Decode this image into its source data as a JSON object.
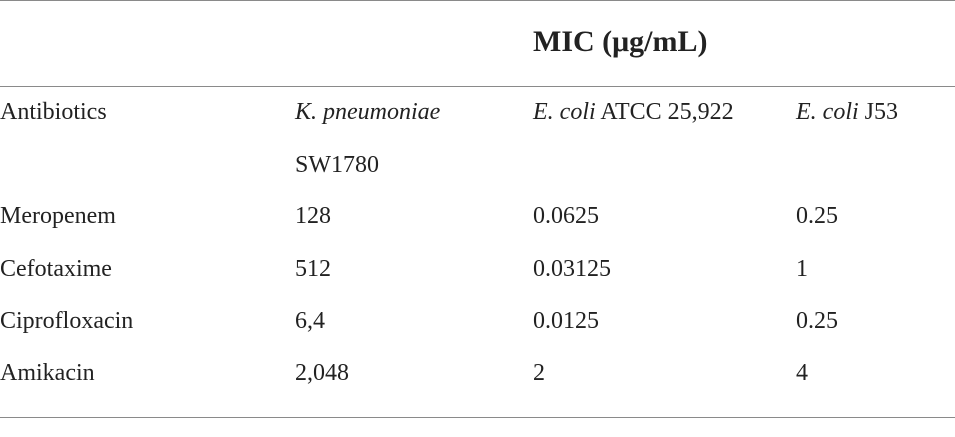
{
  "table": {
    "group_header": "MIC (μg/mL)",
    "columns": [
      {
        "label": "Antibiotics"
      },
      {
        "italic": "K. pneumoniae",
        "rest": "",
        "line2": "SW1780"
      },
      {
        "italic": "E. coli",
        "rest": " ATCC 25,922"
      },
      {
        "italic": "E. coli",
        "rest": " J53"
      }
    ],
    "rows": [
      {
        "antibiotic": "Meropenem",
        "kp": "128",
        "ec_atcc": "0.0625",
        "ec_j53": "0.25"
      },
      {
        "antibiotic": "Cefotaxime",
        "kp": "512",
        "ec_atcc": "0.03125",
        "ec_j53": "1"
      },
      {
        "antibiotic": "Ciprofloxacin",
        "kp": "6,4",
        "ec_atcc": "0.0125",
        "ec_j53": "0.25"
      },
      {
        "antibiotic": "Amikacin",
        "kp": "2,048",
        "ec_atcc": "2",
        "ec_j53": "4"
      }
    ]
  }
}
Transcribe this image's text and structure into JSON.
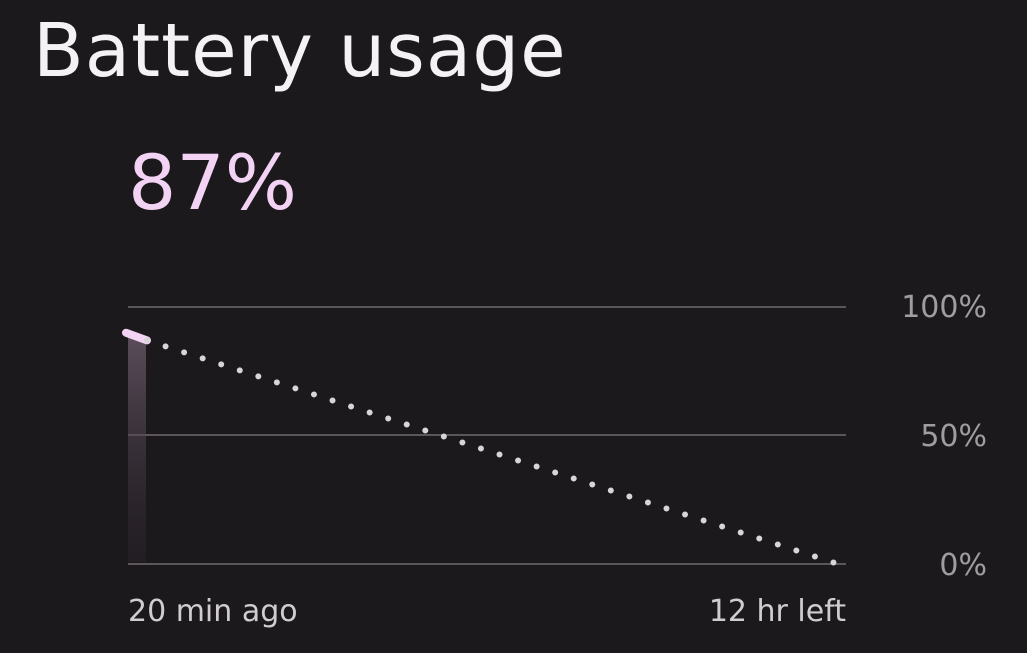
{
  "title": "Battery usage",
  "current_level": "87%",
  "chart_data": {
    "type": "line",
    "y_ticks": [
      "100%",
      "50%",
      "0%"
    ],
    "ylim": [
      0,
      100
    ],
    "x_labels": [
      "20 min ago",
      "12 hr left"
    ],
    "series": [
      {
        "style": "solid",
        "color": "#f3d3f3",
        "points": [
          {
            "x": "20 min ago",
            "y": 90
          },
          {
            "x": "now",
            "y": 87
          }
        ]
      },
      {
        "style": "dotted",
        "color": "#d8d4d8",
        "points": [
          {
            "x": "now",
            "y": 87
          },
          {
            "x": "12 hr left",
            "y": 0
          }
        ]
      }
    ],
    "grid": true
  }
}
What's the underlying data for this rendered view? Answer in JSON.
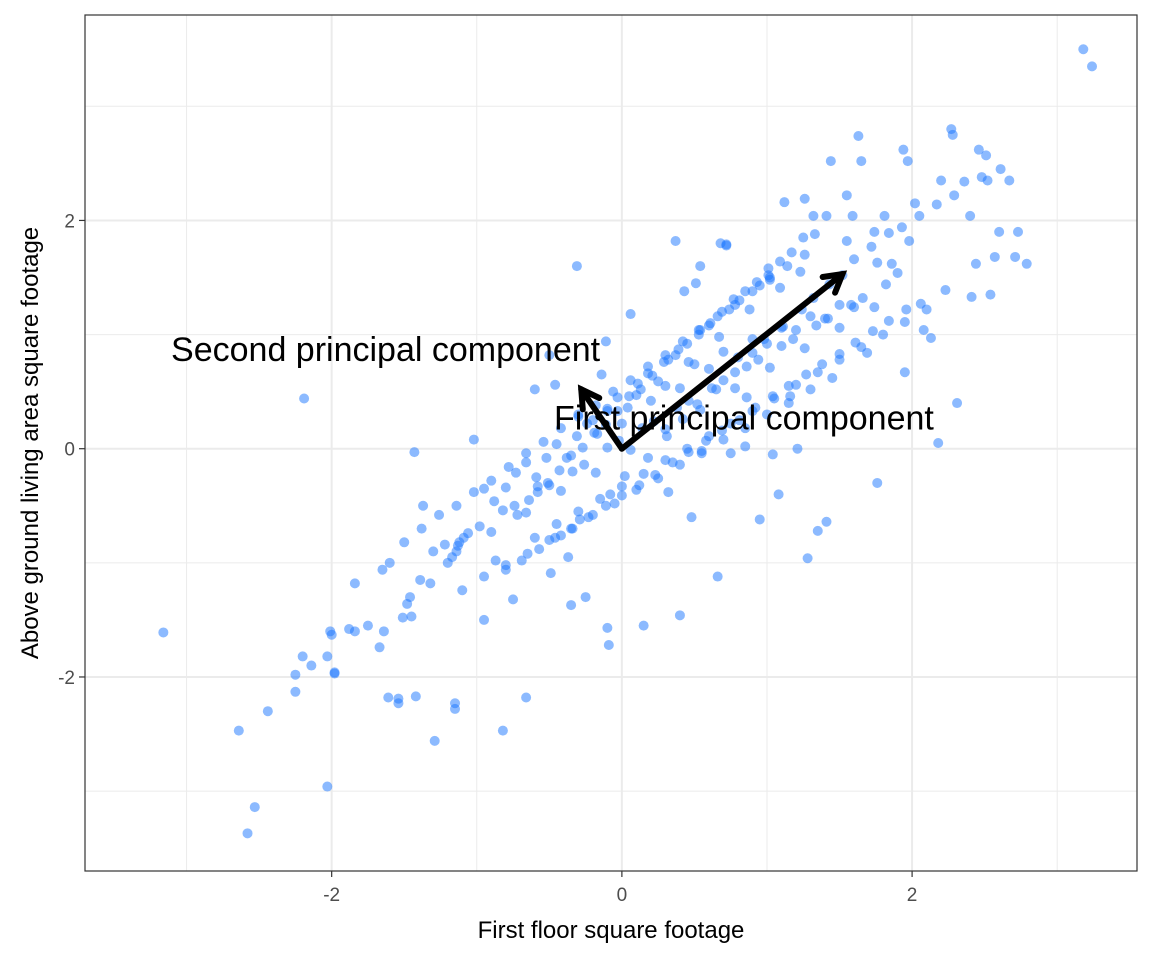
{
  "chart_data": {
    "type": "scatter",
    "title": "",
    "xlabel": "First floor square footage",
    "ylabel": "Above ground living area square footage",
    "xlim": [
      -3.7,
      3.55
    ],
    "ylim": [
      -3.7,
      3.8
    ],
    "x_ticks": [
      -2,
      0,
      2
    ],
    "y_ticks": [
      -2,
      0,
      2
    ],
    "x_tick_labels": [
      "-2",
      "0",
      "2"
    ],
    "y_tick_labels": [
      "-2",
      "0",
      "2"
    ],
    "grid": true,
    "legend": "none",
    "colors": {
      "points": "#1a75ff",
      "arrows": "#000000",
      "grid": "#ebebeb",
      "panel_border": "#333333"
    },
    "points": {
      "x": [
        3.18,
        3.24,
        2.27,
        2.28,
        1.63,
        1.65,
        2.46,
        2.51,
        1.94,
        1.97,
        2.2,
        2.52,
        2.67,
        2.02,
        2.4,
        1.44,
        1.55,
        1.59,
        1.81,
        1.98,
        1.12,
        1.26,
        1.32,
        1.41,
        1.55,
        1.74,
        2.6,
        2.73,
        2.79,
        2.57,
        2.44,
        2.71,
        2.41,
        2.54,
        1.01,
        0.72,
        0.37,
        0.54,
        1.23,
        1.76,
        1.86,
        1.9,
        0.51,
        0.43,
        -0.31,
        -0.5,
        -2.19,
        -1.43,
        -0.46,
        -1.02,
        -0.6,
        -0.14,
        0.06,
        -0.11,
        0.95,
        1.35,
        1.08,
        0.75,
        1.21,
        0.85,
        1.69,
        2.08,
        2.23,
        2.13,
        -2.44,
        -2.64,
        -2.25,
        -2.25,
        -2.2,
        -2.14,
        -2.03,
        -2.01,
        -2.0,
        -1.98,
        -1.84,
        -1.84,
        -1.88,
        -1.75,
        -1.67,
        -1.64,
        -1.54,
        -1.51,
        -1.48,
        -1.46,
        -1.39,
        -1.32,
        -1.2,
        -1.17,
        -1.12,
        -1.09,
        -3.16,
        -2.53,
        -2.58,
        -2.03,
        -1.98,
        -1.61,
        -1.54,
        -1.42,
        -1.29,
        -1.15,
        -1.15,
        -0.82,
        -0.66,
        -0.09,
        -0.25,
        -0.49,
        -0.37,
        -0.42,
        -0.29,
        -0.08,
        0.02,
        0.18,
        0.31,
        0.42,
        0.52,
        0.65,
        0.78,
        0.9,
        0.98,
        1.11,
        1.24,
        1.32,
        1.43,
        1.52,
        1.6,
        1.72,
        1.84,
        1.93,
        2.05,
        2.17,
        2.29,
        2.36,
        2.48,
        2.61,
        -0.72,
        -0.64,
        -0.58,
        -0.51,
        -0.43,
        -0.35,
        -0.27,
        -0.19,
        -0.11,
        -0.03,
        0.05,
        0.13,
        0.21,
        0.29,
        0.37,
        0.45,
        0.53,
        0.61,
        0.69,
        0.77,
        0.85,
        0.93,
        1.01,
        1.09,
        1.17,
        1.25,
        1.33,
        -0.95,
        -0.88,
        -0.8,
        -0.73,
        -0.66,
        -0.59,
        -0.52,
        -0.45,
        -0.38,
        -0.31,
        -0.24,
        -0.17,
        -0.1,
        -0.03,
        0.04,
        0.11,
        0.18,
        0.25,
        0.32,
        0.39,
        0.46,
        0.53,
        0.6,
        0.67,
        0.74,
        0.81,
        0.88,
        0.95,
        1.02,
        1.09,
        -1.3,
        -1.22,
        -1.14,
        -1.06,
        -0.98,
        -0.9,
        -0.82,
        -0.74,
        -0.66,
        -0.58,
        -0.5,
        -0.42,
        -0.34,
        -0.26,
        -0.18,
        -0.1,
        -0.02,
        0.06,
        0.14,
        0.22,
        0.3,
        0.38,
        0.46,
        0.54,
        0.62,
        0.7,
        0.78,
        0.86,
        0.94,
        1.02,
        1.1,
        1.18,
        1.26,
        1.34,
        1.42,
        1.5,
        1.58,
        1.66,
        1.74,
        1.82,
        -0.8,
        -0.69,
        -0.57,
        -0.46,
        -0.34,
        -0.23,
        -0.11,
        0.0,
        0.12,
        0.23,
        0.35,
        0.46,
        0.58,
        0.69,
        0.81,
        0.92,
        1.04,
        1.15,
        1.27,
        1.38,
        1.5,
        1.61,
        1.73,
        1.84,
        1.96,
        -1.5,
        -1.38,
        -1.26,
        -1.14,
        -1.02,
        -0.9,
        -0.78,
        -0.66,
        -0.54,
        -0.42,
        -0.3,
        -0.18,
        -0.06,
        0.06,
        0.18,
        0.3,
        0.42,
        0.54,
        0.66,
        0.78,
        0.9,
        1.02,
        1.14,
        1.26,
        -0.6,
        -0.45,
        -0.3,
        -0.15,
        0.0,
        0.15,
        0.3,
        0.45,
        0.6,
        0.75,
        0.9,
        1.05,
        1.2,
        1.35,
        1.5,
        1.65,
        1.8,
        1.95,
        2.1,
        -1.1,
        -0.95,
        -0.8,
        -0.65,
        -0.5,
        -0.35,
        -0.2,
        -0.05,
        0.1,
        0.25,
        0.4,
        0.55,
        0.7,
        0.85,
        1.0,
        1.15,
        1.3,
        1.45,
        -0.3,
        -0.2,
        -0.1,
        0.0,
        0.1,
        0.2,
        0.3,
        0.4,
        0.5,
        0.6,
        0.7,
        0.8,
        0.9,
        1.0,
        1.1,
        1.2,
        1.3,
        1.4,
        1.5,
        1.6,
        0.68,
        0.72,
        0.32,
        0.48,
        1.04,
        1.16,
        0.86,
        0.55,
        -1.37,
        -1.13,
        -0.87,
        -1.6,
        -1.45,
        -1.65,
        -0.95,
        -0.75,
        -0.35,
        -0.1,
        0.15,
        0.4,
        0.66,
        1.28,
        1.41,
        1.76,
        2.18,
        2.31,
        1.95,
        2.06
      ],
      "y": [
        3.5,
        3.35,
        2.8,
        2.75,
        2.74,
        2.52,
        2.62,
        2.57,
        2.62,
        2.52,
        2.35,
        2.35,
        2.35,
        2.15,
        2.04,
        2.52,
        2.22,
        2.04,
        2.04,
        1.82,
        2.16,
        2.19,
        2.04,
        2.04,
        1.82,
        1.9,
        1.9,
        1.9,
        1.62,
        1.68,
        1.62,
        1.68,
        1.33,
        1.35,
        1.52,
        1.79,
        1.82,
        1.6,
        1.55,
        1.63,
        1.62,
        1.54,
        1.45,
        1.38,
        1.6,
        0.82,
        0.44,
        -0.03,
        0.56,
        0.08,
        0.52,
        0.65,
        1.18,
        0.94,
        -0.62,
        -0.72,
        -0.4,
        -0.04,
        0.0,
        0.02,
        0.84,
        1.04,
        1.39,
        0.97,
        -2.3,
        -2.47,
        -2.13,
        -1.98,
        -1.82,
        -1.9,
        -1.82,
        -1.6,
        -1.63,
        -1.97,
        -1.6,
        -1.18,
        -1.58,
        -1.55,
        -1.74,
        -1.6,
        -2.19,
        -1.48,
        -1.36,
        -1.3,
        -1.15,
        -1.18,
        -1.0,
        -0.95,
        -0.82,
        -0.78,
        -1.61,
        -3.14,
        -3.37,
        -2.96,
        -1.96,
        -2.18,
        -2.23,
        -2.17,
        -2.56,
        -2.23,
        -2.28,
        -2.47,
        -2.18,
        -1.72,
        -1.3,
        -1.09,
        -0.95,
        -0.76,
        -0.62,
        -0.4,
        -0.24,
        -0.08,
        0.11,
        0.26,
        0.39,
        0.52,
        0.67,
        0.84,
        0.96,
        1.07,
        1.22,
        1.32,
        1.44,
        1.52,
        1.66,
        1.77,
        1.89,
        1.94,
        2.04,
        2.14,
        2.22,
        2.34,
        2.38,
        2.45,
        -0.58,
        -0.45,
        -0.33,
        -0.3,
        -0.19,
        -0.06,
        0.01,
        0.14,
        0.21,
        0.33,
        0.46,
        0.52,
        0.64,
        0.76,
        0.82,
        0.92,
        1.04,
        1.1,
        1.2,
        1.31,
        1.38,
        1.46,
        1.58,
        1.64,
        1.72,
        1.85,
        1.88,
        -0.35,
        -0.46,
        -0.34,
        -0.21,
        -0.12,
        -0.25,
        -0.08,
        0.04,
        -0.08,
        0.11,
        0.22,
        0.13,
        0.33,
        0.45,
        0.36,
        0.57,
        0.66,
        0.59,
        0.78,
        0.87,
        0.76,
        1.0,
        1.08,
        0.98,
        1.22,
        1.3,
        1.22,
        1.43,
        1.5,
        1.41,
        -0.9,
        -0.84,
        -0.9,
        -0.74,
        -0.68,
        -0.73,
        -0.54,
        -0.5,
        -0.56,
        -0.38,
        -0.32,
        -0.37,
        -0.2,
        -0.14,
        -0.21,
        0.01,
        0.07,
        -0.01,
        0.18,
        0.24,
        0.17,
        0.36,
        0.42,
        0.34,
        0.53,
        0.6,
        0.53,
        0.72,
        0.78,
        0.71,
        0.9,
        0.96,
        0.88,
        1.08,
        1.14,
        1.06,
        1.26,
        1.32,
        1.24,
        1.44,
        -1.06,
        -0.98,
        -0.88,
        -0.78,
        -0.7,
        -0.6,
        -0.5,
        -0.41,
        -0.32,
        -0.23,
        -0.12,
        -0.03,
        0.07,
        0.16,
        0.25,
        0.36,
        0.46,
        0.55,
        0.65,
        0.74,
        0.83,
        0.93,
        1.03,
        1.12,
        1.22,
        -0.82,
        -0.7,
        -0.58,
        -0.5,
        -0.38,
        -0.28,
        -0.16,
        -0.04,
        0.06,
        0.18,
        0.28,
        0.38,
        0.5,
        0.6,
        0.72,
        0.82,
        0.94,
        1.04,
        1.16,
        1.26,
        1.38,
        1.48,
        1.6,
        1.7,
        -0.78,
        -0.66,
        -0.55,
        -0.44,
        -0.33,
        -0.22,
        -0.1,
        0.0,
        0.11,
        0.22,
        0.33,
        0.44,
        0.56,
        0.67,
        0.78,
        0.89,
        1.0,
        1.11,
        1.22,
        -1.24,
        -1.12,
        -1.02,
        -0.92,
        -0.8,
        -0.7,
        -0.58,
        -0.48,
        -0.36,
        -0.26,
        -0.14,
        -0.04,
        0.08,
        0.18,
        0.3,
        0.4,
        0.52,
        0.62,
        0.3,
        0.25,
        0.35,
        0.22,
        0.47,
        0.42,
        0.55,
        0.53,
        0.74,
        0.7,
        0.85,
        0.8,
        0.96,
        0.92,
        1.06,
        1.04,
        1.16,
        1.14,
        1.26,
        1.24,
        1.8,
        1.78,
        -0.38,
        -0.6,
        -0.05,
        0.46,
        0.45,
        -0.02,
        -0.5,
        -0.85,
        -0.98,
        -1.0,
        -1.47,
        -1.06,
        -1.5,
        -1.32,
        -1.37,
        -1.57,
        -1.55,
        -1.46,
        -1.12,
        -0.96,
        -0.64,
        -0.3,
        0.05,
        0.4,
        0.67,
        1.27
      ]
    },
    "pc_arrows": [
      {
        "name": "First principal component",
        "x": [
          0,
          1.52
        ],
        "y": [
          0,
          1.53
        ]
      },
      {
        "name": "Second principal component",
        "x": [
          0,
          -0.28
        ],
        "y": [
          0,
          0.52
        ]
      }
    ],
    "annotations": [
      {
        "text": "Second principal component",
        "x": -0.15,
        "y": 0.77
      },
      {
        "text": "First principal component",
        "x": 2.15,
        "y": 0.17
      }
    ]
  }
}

GOAL OF THE EXERCISE: For each line above that contains the word "text", copy that line.

EXPECTED OUTPUT:
Transcribe this image's text and structure into JSON.
        "text": "Second principal component",
        "text": "First principal component",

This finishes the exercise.